■ Record list:
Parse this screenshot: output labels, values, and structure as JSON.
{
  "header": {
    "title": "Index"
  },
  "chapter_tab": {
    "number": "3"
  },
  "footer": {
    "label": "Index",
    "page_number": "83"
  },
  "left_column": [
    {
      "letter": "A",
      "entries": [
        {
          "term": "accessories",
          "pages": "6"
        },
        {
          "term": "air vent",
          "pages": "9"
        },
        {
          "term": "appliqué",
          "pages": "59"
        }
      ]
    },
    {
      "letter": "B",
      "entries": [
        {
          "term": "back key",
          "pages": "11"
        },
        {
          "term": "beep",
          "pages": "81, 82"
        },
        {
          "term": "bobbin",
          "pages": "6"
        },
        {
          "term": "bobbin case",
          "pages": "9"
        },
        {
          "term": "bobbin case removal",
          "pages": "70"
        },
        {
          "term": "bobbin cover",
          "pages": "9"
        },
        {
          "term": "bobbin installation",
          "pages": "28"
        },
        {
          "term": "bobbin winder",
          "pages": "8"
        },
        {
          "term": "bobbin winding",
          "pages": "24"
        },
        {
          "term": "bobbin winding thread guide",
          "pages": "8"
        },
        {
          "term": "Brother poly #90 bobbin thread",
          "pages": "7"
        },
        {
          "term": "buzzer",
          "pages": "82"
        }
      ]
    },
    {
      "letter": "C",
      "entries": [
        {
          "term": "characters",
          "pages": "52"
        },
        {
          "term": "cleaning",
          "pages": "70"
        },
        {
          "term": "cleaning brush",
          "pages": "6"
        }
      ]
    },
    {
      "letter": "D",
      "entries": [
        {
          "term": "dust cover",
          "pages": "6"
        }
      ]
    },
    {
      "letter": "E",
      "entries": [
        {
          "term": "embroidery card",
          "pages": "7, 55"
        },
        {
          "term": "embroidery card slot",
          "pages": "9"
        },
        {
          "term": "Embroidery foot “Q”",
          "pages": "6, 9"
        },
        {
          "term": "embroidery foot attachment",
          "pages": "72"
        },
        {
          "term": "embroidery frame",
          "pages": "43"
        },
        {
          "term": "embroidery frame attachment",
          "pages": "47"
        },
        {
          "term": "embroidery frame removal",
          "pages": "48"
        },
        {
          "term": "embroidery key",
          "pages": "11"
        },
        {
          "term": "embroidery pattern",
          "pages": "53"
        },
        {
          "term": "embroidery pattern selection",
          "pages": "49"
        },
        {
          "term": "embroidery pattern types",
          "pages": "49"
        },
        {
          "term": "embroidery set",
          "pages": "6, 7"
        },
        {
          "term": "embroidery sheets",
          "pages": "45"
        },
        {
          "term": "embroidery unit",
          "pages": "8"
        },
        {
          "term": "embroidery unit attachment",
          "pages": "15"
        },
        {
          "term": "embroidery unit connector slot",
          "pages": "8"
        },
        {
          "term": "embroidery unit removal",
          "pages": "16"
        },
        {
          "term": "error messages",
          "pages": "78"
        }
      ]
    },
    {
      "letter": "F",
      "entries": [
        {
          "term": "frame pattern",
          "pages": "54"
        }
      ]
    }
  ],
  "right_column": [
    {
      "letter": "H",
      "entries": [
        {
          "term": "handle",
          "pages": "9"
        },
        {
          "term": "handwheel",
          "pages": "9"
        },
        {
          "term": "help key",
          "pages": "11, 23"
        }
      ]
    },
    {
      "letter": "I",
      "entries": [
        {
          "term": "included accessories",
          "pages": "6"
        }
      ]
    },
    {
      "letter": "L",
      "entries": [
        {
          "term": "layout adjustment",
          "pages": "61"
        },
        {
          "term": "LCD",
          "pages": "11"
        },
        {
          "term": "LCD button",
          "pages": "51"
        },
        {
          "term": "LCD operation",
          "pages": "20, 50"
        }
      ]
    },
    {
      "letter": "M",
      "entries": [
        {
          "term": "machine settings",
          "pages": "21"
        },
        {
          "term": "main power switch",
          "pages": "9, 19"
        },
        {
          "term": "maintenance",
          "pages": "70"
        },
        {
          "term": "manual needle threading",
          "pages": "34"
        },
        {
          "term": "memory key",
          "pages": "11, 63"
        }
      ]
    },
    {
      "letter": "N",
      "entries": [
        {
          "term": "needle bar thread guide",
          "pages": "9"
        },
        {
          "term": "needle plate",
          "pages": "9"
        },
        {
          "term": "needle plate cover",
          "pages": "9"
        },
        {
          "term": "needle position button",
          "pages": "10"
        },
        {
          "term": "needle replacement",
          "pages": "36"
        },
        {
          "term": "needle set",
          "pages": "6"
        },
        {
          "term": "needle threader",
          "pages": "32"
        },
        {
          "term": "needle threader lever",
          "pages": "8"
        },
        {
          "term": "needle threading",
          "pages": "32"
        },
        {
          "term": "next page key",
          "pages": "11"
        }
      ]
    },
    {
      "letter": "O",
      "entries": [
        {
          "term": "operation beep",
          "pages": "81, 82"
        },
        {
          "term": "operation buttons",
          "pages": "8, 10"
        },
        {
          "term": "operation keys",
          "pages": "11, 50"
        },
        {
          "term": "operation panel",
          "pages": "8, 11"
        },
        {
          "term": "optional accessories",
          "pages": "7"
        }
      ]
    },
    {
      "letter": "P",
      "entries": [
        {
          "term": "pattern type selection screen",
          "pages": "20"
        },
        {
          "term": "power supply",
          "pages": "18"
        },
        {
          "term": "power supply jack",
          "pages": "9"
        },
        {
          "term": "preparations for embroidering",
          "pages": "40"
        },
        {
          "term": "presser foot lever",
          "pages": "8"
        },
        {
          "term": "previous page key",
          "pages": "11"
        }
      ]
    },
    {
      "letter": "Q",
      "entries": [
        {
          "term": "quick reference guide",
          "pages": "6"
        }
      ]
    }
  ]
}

■ What needs to be done: Every entry should be printed again exactly as it stands.

■ Task output:
Parse this screenshot: output labels, values, and structure as JSON.
{
  "header": {
    "title": "Index"
  },
  "chapter_tab": {
    "number": "3"
  },
  "footer": {
    "label": "Index",
    "page_number": "83"
  },
  "left_column": [
    {
      "letter": "A",
      "entries": [
        {
          "term": "accessories",
          "pages": "6"
        },
        {
          "term": "air vent",
          "pages": "9"
        },
        {
          "term": "appliqué",
          "pages": "59"
        }
      ]
    },
    {
      "letter": "B",
      "entries": [
        {
          "term": "back key",
          "pages": "11"
        },
        {
          "term": "beep",
          "pages": "81, 82"
        },
        {
          "term": "bobbin",
          "pages": "6"
        },
        {
          "term": "bobbin case",
          "pages": "9"
        },
        {
          "term": "bobbin case removal",
          "pages": "70"
        },
        {
          "term": "bobbin cover",
          "pages": "9"
        },
        {
          "term": "bobbin installation",
          "pages": "28"
        },
        {
          "term": "bobbin winder",
          "pages": "8"
        },
        {
          "term": "bobbin winding",
          "pages": "24"
        },
        {
          "term": "bobbin winding thread guide",
          "pages": "8"
        },
        {
          "term": "Brother poly #90 bobbin thread",
          "pages": "7"
        },
        {
          "term": "buzzer",
          "pages": "82"
        }
      ]
    },
    {
      "letter": "C",
      "entries": [
        {
          "term": "characters",
          "pages": "52"
        },
        {
          "term": "cleaning",
          "pages": "70"
        },
        {
          "term": "cleaning brush",
          "pages": "6"
        }
      ]
    },
    {
      "letter": "D",
      "entries": [
        {
          "term": "dust cover",
          "pages": "6"
        }
      ]
    },
    {
      "letter": "E",
      "entries": [
        {
          "term": "embroidery card",
          "pages": "7, 55"
        },
        {
          "term": "embroidery card slot",
          "pages": "9"
        },
        {
          "term": "Embroidery foot “Q”",
          "pages": "6, 9"
        },
        {
          "term": "embroidery foot attachment",
          "pages": "72"
        },
        {
          "term": "embroidery frame",
          "pages": "43"
        },
        {
          "term": "embroidery frame attachment",
          "pages": "47"
        },
        {
          "term": "embroidery frame removal",
          "pages": "48"
        },
        {
          "term": "embroidery key",
          "pages": "11"
        },
        {
          "term": "embroidery pattern",
          "pages": "53"
        },
        {
          "term": "embroidery pattern selection",
          "pages": "49"
        },
        {
          "term": "embroidery pattern types",
          "pages": "49"
        },
        {
          "term": "embroidery set",
          "pages": "6, 7"
        },
        {
          "term": "embroidery sheets",
          "pages": "45"
        },
        {
          "term": "embroidery unit",
          "pages": "8"
        },
        {
          "term": "embroidery unit attachment",
          "pages": "15"
        },
        {
          "term": "embroidery unit connector slot",
          "pages": "8"
        },
        {
          "term": "embroidery unit removal",
          "pages": "16"
        },
        {
          "term": "error messages",
          "pages": "78"
        }
      ]
    },
    {
      "letter": "F",
      "entries": [
        {
          "term": "frame pattern",
          "pages": "54"
        }
      ]
    }
  ],
  "right_column": [
    {
      "letter": "H",
      "entries": [
        {
          "term": "handle",
          "pages": "9"
        },
        {
          "term": "handwheel",
          "pages": "9"
        },
        {
          "term": "help key",
          "pages": "11, 23"
        }
      ]
    },
    {
      "letter": "I",
      "entries": [
        {
          "term": "included accessories",
          "pages": "6"
        }
      ]
    },
    {
      "letter": "L",
      "entries": [
        {
          "term": "layout adjustment",
          "pages": "61"
        },
        {
          "term": "LCD",
          "pages": "11"
        },
        {
          "term": "LCD button",
          "pages": "51"
        },
        {
          "term": "LCD operation",
          "pages": "20, 50"
        }
      ]
    },
    {
      "letter": "M",
      "entries": [
        {
          "term": "machine settings",
          "pages": "21"
        },
        {
          "term": "main power switch",
          "pages": "9, 19"
        },
        {
          "term": "maintenance",
          "pages": "70"
        },
        {
          "term": "manual needle threading",
          "pages": "34"
        },
        {
          "term": "memory key",
          "pages": "11, 63"
        }
      ]
    },
    {
      "letter": "N",
      "entries": [
        {
          "term": "needle bar thread guide",
          "pages": "9"
        },
        {
          "term": "needle plate",
          "pages": "9"
        },
        {
          "term": "needle plate cover",
          "pages": "9"
        },
        {
          "term": "needle position button",
          "pages": "10"
        },
        {
          "term": "needle replacement",
          "pages": "36"
        },
        {
          "term": "needle set",
          "pages": "6"
        },
        {
          "term": "needle threader",
          "pages": "32"
        },
        {
          "term": "needle threader lever",
          "pages": "8"
        },
        {
          "term": "needle threading",
          "pages": "32"
        },
        {
          "term": "next page key",
          "pages": "11"
        }
      ]
    },
    {
      "letter": "O",
      "entries": [
        {
          "term": "operation beep",
          "pages": "81, 82"
        },
        {
          "term": "operation buttons",
          "pages": "8, 10"
        },
        {
          "term": "operation keys",
          "pages": "11, 50"
        },
        {
          "term": "operation panel",
          "pages": "8, 11"
        },
        {
          "term": "optional accessories",
          "pages": "7"
        }
      ]
    },
    {
      "letter": "P",
      "entries": [
        {
          "term": "pattern type selection screen",
          "pages": "20"
        },
        {
          "term": "power supply",
          "pages": "18"
        },
        {
          "term": "power supply jack",
          "pages": "9"
        },
        {
          "term": "preparations for embroidering",
          "pages": "40"
        },
        {
          "term": "presser foot lever",
          "pages": "8"
        },
        {
          "term": "previous page key",
          "pages": "11"
        }
      ]
    },
    {
      "letter": "Q",
      "entries": [
        {
          "term": "quick reference guide",
          "pages": "6"
        }
      ]
    }
  ]
}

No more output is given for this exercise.